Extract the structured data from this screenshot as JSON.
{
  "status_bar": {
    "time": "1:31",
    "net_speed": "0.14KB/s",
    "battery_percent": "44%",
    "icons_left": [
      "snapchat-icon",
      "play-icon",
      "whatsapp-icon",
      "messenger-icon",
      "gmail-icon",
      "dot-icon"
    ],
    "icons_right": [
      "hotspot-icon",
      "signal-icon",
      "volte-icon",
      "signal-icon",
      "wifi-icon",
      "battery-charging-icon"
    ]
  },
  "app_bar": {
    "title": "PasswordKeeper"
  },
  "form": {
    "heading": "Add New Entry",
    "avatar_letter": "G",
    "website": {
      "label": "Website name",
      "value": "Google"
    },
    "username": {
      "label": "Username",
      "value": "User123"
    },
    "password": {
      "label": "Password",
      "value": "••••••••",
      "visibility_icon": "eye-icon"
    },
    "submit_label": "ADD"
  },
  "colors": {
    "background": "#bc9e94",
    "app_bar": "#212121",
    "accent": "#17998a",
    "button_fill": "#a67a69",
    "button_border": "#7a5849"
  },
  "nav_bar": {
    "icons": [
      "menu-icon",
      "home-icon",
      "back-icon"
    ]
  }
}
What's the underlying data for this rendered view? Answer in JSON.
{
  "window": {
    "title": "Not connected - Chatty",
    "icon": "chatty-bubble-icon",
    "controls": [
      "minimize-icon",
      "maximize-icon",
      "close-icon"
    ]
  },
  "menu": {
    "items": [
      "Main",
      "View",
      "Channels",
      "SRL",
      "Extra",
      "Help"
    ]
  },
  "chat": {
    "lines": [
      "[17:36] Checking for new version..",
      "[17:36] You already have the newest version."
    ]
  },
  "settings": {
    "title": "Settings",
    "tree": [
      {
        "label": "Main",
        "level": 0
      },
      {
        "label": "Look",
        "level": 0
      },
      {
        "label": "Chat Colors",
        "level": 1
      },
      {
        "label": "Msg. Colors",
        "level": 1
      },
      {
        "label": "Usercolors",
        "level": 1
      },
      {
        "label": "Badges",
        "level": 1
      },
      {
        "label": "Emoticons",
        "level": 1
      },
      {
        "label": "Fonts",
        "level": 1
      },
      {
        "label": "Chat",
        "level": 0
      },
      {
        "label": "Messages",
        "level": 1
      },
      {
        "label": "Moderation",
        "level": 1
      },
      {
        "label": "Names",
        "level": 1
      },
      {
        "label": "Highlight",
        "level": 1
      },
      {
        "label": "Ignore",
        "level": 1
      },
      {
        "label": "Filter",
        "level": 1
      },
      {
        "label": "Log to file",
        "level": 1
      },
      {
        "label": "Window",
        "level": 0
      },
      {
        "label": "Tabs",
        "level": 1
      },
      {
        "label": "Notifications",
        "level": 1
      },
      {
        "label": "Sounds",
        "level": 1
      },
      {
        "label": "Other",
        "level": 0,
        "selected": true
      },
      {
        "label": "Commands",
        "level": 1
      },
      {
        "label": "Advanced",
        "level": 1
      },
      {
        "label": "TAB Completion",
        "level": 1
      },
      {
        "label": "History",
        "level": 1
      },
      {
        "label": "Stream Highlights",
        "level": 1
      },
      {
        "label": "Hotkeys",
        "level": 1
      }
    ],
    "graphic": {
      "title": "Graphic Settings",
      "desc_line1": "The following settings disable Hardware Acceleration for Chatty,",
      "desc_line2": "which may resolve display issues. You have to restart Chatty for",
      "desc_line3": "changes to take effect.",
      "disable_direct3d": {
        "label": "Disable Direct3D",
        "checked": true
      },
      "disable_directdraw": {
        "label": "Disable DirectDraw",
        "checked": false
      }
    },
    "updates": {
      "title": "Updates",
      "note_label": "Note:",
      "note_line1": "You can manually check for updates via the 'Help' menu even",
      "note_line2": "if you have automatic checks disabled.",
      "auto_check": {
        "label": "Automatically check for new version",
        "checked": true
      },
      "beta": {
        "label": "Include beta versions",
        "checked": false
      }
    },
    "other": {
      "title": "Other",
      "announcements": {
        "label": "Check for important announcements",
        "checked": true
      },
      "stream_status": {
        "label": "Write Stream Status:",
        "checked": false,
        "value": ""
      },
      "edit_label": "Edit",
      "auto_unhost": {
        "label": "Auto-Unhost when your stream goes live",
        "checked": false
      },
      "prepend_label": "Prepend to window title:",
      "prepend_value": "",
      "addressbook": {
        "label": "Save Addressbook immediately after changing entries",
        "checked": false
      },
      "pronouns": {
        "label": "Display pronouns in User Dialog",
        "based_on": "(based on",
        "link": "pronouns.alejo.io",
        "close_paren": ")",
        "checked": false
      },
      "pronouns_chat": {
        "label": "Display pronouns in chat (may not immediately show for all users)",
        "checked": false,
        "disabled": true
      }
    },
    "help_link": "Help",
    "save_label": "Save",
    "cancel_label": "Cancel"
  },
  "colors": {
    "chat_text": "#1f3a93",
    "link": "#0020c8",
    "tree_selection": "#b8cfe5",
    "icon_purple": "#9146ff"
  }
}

* _WHAT IS NEEDED_: Extract the complete listing above, reproducing each line exactly.

* _EXERCISE RESULT_:
Extract the structured data from this screenshot as JSON.
{
  "status_bar": {
    "time": "1:31",
    "net_speed": "0.14KB/s",
    "battery_percent": "44%",
    "icons_left": [
      "snapchat-icon",
      "play-icon",
      "whatsapp-icon",
      "messenger-icon",
      "gmail-icon",
      "dot-icon"
    ],
    "icons_right": [
      "hotspot-icon",
      "signal-icon",
      "volte-icon",
      "signal-icon",
      "wifi-icon",
      "battery-charging-icon"
    ]
  },
  "app_bar": {
    "title": "PasswordKeeper"
  },
  "form": {
    "heading": "Add New Entry",
    "avatar_letter": "G",
    "website": {
      "label": "Website name",
      "value": "Google"
    },
    "username": {
      "label": "Username",
      "value": "User123"
    },
    "password": {
      "label": "Password",
      "value": "••••••••",
      "visibility_icon": "eye-icon"
    },
    "submit_label": "ADD"
  },
  "colors": {
    "background": "#bc9e94",
    "app_bar": "#212121",
    "accent": "#17998a",
    "button_fill": "#a67a69",
    "button_border": "#7a5849"
  },
  "nav_bar": {
    "icons": [
      "menu-icon",
      "home-icon",
      "back-icon"
    ]
  }
}
What's the underlying data for this rendered view? Answer in JSON.
{
  "window": {
    "title": "Not connected - Chatty",
    "icon": "chatty-bubble-icon",
    "controls": [
      "minimize-icon",
      "maximize-icon",
      "close-icon"
    ]
  },
  "menu": {
    "items": [
      "Main",
      "View",
      "Channels",
      "SRL",
      "Extra",
      "Help"
    ]
  },
  "chat": {
    "lines": [
      "[17:36] Checking for new version..",
      "[17:36] You already have the newest version."
    ]
  },
  "settings": {
    "title": "Settings",
    "tree": [
      {
        "label": "Main",
        "level": 0
      },
      {
        "label": "Look",
        "level": 0
      },
      {
        "label": "Chat Colors",
        "level": 1
      },
      {
        "label": "Msg. Colors",
        "level": 1
      },
      {
        "label": "Usercolors",
        "level": 1
      },
      {
        "label": "Badges",
        "level": 1
      },
      {
        "label": "Emoticons",
        "level": 1
      },
      {
        "label": "Fonts",
        "level": 1
      },
      {
        "label": "Chat",
        "level": 0
      },
      {
        "label": "Messages",
        "level": 1
      },
      {
        "label": "Moderation",
        "level": 1
      },
      {
        "label": "Names",
        "level": 1
      },
      {
        "label": "Highlight",
        "level": 1
      },
      {
        "label": "Ignore",
        "level": 1
      },
      {
        "label": "Filter",
        "level": 1
      },
      {
        "label": "Log to file",
        "level": 1
      },
      {
        "label": "Window",
        "level": 0
      },
      {
        "label": "Tabs",
        "level": 1
      },
      {
        "label": "Notifications",
        "level": 1
      },
      {
        "label": "Sounds",
        "level": 1
      },
      {
        "label": "Other",
        "level": 0,
        "selected": true
      },
      {
        "label": "Commands",
        "level": 1
      },
      {
        "label": "Advanced",
        "level": 1
      },
      {
        "label": "TAB Completion",
        "level": 1
      },
      {
        "label": "History",
        "level": 1
      },
      {
        "label": "Stream Highlights",
        "level": 1
      },
      {
        "label": "Hotkeys",
        "level": 1
      }
    ],
    "graphic": {
      "title": "Graphic Settings",
      "desc_line1": "The following settings disable Hardware Acceleration for Chatty,",
      "desc_line2": "which may resolve display issues. You have to restart Chatty for",
      "desc_line3": "changes to take effect.",
      "disable_direct3d": {
        "label": "Disable Direct3D",
        "checked": true
      },
      "disable_directdraw": {
        "label": "Disable DirectDraw",
        "checked": false
      }
    },
    "updates": {
      "title": "Updates",
      "note_label": "Note:",
      "note_line1": "You can manually check for updates via the 'Help' menu even",
      "note_line2": "if you have automatic checks disabled.",
      "auto_check": {
        "label": "Automatically check for new version",
        "checked": true
      },
      "beta": {
        "label": "Include beta versions",
        "checked": false
      }
    },
    "other": {
      "title": "Other",
      "announcements": {
        "label": "Check for important announcements",
        "checked": true
      },
      "stream_status": {
        "label": "Write Stream Status:",
        "checked": false,
        "value": ""
      },
      "edit_label": "Edit",
      "auto_unhost": {
        "label": "Auto-Unhost when your stream goes live",
        "checked": false
      },
      "prepend_label": "Prepend to window title:",
      "prepend_value": "",
      "addressbook": {
        "label": "Save Addressbook immediately after changing entries",
        "checked": false
      },
      "pronouns": {
        "label": "Display pronouns in User Dialog",
        "based_on": "(based on",
        "link": "pronouns.alejo.io",
        "close_paren": ")",
        "checked": false
      },
      "pronouns_chat": {
        "label": "Display pronouns in chat (may not immediately show for all users)",
        "checked": false,
        "disabled": true
      }
    },
    "help_link": "Help",
    "save_label": "Save",
    "cancel_label": "Cancel"
  },
  "colors": {
    "chat_text": "#1f3a93",
    "link": "#0020c8",
    "tree_selection": "#b8cfe5",
    "icon_purple": "#9146ff"
  }
}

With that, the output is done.